Exercise =>
Reproduce verbatim the portion of the #GamerGate passage starting at "The really big" and ending at "sim racing community.".

[Selected passage — start]

The really big news, however, is that Austin and the rest of PRC have not shied away from making it known that they support ethics in journalism. They support #GamerGate.
They’ve tipped us off to some ethical breaches by other outlets in the past, and they did an entire post about #GamerGate and their role in wanting better ethics in journalism regarding the sim racing community.
In a separate post, recently published on December 30th, 2016, Austin explains that the reason he supported #GamerGate was because he was tired of all the shills in gaming media and how dishonest and disruptive the medium of media journalism has become when it’s time for consumers to search up reputable reviews of games they plan to spend $60 through $80 on…
“Let me start off by saying that I’m a supporter of the #Gamergate movement. No, I don’t align myself with the few rogue man-children who made shitty fake Twitter accounts and emailed bogus bomb threats that perpetual victims such as Zoe Quinn and Anita Sarkeesian took seriously for reasons only God understands (it’s the internet, very few death threats are even the least bit genuine), but there’s no point in ignoring the elephant in the room: actual video game journalism has turned into third party marketing, and it really sucks.
“[…] many people on this planet, $80 is a lot of money to part with, and they rely on both mainstream and independent outlets to guide them in the right direction. I feel it’s wrong to fuck with those people, and blatantly lie about the product they’ll receive after busting open their respective wallets. And as a gamer, I enjoy reading about video games while taking a dump or chilling in bed – not sitting through extended length commercials thinly disguised as video game reviews.”
Those few “man-children” he mentions were put in the cross-hairs of the FBI, but the closest thing they found was that they were trolls with ties to the SomethingAwful forums. The FBI ended up wrapping up their case when it was discovered that there was no actionable evidence proving that #GamerGate was a harassment campaign.

[Selected passage — finish]
[Stored data — start]

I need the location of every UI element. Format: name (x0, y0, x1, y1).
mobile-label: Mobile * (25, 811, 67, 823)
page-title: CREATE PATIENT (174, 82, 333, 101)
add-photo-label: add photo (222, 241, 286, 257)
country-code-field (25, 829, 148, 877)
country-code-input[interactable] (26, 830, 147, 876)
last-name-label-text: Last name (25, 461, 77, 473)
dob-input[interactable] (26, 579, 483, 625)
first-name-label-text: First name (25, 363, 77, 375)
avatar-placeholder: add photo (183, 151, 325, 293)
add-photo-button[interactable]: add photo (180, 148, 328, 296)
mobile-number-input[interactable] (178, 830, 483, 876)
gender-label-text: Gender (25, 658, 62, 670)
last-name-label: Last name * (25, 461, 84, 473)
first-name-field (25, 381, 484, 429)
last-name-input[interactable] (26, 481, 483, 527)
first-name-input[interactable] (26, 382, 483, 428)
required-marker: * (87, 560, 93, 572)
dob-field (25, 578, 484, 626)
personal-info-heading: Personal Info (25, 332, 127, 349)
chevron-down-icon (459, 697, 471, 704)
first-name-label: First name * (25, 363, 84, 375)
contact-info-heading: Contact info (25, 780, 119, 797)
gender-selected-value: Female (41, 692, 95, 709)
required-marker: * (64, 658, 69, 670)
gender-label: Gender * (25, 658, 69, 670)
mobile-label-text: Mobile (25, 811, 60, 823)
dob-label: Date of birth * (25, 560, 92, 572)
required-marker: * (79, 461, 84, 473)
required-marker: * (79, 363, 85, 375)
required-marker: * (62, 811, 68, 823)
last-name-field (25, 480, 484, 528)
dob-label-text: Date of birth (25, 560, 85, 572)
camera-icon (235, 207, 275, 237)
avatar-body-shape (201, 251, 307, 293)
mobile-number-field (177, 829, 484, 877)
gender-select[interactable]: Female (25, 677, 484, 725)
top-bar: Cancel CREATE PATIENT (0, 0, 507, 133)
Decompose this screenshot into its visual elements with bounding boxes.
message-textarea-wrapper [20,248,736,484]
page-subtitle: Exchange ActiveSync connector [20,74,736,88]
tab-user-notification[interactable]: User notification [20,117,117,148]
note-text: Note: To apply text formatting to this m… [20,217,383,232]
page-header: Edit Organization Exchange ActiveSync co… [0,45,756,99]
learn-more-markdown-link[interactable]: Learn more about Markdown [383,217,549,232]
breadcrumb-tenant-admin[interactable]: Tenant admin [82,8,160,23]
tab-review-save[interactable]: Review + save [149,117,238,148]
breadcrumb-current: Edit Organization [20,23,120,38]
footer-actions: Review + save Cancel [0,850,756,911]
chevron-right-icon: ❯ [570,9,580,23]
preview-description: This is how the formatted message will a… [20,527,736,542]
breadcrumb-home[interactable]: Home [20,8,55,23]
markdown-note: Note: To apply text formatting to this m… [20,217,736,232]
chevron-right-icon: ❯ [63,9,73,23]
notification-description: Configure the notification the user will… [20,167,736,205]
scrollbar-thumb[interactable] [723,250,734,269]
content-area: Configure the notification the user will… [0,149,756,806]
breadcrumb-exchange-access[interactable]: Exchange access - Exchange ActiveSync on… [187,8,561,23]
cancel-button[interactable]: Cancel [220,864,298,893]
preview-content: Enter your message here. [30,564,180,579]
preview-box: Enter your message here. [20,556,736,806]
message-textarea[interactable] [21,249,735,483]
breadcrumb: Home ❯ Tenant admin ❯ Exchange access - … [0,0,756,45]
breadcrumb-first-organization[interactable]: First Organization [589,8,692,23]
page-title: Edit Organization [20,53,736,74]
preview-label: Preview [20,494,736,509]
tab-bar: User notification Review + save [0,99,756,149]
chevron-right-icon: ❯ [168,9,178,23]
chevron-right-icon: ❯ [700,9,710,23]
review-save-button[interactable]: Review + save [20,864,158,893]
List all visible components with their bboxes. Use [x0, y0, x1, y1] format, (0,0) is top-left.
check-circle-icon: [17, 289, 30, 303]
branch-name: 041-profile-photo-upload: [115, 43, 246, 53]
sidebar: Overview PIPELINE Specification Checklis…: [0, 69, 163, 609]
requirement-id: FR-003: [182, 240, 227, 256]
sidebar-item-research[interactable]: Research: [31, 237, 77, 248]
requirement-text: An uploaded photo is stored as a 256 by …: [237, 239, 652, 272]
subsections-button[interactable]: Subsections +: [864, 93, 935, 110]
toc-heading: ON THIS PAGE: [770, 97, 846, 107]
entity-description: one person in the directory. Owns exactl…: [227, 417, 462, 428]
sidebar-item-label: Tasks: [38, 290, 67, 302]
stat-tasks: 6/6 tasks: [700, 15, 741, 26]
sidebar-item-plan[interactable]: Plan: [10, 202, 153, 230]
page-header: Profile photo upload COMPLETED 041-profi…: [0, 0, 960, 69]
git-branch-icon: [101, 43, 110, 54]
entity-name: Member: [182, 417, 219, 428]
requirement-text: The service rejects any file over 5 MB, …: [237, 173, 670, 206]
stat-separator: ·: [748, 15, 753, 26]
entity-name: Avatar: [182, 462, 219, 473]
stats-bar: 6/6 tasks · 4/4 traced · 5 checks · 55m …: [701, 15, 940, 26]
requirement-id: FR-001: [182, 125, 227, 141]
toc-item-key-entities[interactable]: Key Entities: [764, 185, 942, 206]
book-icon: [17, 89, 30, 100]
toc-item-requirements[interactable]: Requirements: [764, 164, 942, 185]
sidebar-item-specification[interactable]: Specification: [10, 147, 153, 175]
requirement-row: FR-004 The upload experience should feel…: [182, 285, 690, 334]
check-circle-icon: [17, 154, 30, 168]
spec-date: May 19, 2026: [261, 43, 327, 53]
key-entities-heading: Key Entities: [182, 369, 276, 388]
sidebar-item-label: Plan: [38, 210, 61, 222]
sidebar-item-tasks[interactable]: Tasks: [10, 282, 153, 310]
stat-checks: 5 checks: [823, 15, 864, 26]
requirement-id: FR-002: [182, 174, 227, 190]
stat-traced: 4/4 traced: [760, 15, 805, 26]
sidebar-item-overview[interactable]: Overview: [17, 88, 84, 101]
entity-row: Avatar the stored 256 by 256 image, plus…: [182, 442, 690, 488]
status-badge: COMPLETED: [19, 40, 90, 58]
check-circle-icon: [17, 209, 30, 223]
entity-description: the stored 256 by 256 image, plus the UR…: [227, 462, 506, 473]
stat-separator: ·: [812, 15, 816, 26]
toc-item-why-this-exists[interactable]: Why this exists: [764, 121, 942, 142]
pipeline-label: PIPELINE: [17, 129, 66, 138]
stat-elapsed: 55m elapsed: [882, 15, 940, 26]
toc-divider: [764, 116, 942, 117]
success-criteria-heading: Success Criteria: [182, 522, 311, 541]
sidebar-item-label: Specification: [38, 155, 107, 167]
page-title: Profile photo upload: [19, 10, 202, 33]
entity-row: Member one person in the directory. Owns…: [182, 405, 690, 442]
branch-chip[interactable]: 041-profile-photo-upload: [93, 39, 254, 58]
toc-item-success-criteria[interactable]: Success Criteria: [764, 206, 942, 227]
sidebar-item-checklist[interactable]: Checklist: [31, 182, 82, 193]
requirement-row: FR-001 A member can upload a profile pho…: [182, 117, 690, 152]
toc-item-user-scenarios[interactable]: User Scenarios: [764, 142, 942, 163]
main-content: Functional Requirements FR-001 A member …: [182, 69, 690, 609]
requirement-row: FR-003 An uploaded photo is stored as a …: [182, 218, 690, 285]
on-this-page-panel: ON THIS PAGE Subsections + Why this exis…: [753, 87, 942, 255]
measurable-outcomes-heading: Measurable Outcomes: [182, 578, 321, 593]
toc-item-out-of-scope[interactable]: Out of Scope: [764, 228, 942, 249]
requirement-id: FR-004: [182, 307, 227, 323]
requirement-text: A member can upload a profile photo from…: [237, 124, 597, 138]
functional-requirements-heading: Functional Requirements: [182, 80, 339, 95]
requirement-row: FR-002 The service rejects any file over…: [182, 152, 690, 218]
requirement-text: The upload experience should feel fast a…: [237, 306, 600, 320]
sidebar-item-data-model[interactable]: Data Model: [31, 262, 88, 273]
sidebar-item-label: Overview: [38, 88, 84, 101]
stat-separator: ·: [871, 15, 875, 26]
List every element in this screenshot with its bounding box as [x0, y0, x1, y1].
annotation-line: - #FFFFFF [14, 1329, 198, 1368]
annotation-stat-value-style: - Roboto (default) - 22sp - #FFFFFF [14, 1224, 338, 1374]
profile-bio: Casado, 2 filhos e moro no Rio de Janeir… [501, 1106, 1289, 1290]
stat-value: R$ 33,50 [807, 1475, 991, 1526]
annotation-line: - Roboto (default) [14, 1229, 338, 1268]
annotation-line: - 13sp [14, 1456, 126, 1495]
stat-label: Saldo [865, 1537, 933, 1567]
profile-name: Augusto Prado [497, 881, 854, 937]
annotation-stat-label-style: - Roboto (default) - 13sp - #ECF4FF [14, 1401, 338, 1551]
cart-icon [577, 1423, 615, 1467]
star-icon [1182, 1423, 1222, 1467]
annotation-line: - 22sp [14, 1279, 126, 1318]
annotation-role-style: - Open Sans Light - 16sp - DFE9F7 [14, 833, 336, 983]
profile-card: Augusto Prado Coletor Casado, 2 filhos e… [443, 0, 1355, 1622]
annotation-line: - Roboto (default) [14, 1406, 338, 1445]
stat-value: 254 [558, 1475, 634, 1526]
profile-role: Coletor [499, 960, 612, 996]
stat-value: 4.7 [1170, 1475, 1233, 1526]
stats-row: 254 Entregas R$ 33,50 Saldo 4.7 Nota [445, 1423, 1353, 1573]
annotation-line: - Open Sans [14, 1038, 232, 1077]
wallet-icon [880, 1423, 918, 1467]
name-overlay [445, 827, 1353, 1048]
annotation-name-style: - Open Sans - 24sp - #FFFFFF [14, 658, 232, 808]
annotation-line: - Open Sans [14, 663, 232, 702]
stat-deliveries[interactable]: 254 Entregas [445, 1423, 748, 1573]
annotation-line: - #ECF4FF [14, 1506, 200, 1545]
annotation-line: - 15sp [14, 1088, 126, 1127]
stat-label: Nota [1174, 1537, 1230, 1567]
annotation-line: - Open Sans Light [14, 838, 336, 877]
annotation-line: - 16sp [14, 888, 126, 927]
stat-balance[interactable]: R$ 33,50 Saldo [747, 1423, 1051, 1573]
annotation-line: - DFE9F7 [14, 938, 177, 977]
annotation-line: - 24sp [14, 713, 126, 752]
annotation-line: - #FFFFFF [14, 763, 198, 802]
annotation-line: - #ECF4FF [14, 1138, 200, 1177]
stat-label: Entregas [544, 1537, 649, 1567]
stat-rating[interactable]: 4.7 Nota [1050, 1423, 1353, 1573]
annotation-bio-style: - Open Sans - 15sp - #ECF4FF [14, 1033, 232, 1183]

[Stored data — finish]

Solution to this exercise =>
The really big news, however, is that Austin and the rest of PRC have not shied away from making it known that they support ethics in journalism. They support #GamerGate.
They’ve tipped us off to some ethical breaches by other outlets in the past, and they did an entire post about #GamerGate and their role in wanting better ethics in journalism regarding the sim racing community.